## WORK TO BE COMPLETED
Return all of the lines below exactly as they are.

[Records from a dataset]
* Begin *

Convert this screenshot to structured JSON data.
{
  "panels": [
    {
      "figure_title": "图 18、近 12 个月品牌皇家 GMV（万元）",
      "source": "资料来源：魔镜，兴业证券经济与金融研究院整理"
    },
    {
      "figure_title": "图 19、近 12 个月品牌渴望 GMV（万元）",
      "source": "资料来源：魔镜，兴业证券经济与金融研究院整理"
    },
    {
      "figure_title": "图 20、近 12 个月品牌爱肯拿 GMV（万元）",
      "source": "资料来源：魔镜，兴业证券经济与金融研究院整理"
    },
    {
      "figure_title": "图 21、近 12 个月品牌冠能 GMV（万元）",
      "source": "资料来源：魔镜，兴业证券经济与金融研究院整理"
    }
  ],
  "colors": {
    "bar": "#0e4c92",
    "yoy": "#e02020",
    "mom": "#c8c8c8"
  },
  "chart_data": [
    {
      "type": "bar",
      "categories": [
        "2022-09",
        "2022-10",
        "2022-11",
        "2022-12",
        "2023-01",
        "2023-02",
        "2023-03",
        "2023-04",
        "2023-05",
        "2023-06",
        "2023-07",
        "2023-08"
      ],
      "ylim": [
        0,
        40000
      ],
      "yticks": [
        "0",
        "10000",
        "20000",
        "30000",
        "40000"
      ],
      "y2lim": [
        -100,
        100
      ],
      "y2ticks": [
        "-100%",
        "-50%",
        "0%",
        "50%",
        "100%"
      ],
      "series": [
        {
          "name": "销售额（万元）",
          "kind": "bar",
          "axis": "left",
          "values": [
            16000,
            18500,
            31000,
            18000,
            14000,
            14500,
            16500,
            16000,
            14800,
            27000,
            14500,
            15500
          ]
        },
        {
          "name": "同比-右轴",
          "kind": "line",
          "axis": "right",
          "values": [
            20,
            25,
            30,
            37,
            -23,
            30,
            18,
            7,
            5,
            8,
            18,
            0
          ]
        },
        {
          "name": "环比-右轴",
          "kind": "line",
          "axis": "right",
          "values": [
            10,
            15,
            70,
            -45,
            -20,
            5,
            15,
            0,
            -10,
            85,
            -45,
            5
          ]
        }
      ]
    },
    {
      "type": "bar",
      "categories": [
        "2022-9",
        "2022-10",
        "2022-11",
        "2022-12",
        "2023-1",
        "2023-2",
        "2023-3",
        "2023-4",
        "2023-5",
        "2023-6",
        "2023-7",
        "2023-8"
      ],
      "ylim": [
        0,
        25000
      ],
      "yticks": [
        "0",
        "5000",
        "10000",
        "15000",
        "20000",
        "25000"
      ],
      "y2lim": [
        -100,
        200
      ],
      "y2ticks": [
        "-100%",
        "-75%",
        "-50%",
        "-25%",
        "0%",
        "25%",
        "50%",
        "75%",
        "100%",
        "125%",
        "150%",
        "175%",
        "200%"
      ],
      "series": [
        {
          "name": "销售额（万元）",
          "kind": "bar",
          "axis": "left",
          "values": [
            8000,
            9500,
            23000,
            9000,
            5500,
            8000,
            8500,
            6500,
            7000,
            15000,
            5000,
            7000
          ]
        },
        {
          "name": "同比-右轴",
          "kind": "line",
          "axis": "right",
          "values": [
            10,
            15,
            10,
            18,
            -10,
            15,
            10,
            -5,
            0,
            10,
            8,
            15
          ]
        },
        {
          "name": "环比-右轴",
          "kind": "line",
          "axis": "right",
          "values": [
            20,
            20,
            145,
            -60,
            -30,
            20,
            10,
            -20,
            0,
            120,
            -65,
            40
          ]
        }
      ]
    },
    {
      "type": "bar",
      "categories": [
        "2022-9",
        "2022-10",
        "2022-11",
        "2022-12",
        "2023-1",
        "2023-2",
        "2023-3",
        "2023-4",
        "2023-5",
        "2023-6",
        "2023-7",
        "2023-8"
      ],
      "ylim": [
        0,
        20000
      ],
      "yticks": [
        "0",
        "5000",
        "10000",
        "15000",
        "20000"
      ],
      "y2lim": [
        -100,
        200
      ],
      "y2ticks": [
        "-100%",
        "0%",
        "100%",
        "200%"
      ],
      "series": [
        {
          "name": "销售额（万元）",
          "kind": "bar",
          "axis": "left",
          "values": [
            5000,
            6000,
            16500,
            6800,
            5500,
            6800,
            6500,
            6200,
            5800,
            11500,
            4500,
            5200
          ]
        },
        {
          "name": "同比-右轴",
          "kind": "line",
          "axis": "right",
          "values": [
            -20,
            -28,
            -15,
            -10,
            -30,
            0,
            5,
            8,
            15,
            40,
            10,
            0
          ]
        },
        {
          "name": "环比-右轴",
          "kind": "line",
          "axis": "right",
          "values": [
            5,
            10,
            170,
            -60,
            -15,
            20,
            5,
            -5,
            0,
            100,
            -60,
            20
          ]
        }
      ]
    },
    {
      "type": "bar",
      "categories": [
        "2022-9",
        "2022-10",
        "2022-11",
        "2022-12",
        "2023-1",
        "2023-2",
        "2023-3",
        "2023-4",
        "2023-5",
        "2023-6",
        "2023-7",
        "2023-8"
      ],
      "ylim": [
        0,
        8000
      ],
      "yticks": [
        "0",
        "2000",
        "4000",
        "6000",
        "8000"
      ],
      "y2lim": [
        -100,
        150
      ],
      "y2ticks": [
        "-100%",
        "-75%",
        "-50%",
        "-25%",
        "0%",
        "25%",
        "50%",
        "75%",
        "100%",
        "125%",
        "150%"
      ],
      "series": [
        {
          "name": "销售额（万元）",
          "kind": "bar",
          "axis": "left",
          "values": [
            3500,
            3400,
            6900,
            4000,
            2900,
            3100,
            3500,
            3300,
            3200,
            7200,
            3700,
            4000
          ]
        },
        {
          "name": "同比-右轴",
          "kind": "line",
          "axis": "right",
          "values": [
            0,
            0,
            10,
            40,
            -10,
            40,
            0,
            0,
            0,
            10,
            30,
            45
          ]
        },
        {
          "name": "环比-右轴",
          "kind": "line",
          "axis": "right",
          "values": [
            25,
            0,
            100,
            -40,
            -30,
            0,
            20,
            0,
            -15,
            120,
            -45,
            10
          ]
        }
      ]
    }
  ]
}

* End *

## IN RESPONSE
Convert this screenshot to structured JSON data.
{
  "panels": [
    {
      "figure_title": "图 18、近 12 个月品牌皇家 GMV（万元）",
      "source": "资料来源：魔镜，兴业证券经济与金融研究院整理"
    },
    {
      "figure_title": "图 19、近 12 个月品牌渴望 GMV（万元）",
      "source": "资料来源：魔镜，兴业证券经济与金融研究院整理"
    },
    {
      "figure_title": "图 20、近 12 个月品牌爱肯拿 GMV（万元）",
      "source": "资料来源：魔镜，兴业证券经济与金融研究院整理"
    },
    {
      "figure_title": "图 21、近 12 个月品牌冠能 GMV（万元）",
      "source": "资料来源：魔镜，兴业证券经济与金融研究院整理"
    }
  ],
  "colors": {
    "bar": "#0e4c92",
    "yoy": "#e02020",
    "mom": "#c8c8c8"
  },
  "chart_data": [
    {
      "type": "bar",
      "categories": [
        "2022-09",
        "2022-10",
        "2022-11",
        "2022-12",
        "2023-01",
        "2023-02",
        "2023-03",
        "2023-04",
        "2023-05",
        "2023-06",
        "2023-07",
        "2023-08"
      ],
      "ylim": [
        0,
        40000
      ],
      "yticks": [
        "0",
        "10000",
        "20000",
        "30000",
        "40000"
      ],
      "y2lim": [
        -100,
        100
      ],
      "y2ticks": [
        "-100%",
        "-50%",
        "0%",
        "50%",
        "100%"
      ],
      "series": [
        {
          "name": "销售额（万元）",
          "kind": "bar",
          "axis": "left",
          "values": [
            16000,
            18500,
            31000,
            18000,
            14000,
            14500,
            16500,
            16000,
            14800,
            27000,
            14500,
            15500
          ]
        },
        {
          "name": "同比-右轴",
          "kind": "line",
          "axis": "right",
          "values": [
            20,
            25,
            30,
            37,
            -23,
            30,
            18,
            7,
            5,
            8,
            18,
            0
          ]
        },
        {
          "name": "环比-右轴",
          "kind": "line",
          "axis": "right",
          "values": [
            10,
            15,
            70,
            -45,
            -20,
            5,
            15,
            0,
            -10,
            85,
            -45,
            5
          ]
        }
      ]
    },
    {
      "type": "bar",
      "categories": [
        "2022-9",
        "2022-10",
        "2022-11",
        "2022-12",
        "2023-1",
        "2023-2",
        "2023-3",
        "2023-4",
        "2023-5",
        "2023-6",
        "2023-7",
        "2023-8"
      ],
      "ylim": [
        0,
        25000
      ],
      "yticks": [
        "0",
        "5000",
        "10000",
        "15000",
        "20000",
        "25000"
      ],
      "y2lim": [
        -100,
        200
      ],
      "y2ticks": [
        "-100%",
        "-75%",
        "-50%",
        "-25%",
        "0%",
        "25%",
        "50%",
        "75%",
        "100%",
        "125%",
        "150%",
        "175%",
        "200%"
      ],
      "series": [
        {
          "name": "销售额（万元）",
          "kind": "bar",
          "axis": "left",
          "values": [
            8000,
            9500,
            23000,
            9000,
            5500,
            8000,
            8500,
            6500,
            7000,
            15000,
            5000,
            7000
          ]
        },
        {
          "name": "同比-右轴",
          "kind": "line",
          "axis": "right",
          "values": [
            10,
            15,
            10,
            18,
            -10,
            15,
            10,
            -5,
            0,
            10,
            8,
            15
          ]
        },
        {
          "name": "环比-右轴",
          "kind": "line",
          "axis": "right",
          "values": [
            20,
            20,
            145,
            -60,
            -30,
            20,
            10,
            -20,
            0,
            120,
            -65,
            40
          ]
        }
      ]
    },
    {
      "type": "bar",
      "categories": [
        "2022-9",
        "2022-10",
        "2022-11",
        "2022-12",
        "2023-1",
        "2023-2",
        "2023-3",
        "2023-4",
        "2023-5",
        "2023-6",
        "2023-7",
        "2023-8"
      ],
      "ylim": [
        0,
        20000
      ],
      "yticks": [
        "0",
        "5000",
        "10000",
        "15000",
        "20000"
      ],
      "y2lim": [
        -100,
        200
      ],
      "y2ticks": [
        "-100%",
        "0%",
        "100%",
        "200%"
      ],
      "series": [
        {
          "name": "销售额（万元）",
          "kind": "bar",
          "axis": "left",
          "values": [
            5000,
            6000,
            16500,
            6800,
            5500,
            6800,
            6500,
            6200,
            5800,
            11500,
            4500,
            5200
          ]
        },
        {
          "name": "同比-右轴",
          "kind": "line",
          "axis": "right",
          "values": [
            -20,
            -28,
            -15,
            -10,
            -30,
            0,
            5,
            8,
            15,
            40,
            10,
            0
          ]
        },
        {
          "name": "环比-右轴",
          "kind": "line",
          "axis": "right",
          "values": [
            5,
            10,
            170,
            -60,
            -15,
            20,
            5,
            -5,
            0,
            100,
            -60,
            20
          ]
        }
      ]
    },
    {
      "type": "bar",
      "categories": [
        "2022-9",
        "2022-10",
        "2022-11",
        "2022-12",
        "2023-1",
        "2023-2",
        "2023-3",
        "2023-4",
        "2023-5",
        "2023-6",
        "2023-7",
        "2023-8"
      ],
      "ylim": [
        0,
        8000
      ],
      "yticks": [
        "0",
        "2000",
        "4000",
        "6000",
        "8000"
      ],
      "y2lim": [
        -100,
        150
      ],
      "y2ticks": [
        "-100%",
        "-75%",
        "-50%",
        "-25%",
        "0%",
        "25%",
        "50%",
        "75%",
        "100%",
        "125%",
        "150%"
      ],
      "series": [
        {
          "name": "销售额（万元）",
          "kind": "bar",
          "axis": "left",
          "values": [
            3500,
            3400,
            6900,
            4000,
            2900,
            3100,
            3500,
            3300,
            3200,
            7200,
            3700,
            4000
          ]
        },
        {
          "name": "同比-右轴",
          "kind": "line",
          "axis": "right",
          "values": [
            0,
            0,
            10,
            40,
            -10,
            40,
            0,
            0,
            0,
            10,
            30,
            45
          ]
        },
        {
          "name": "环比-右轴",
          "kind": "line",
          "axis": "right",
          "values": [
            25,
            0,
            100,
            -40,
            -30,
            0,
            20,
            0,
            -15,
            120,
            -45,
            10
          ]
        }
      ]
    }
  ]
}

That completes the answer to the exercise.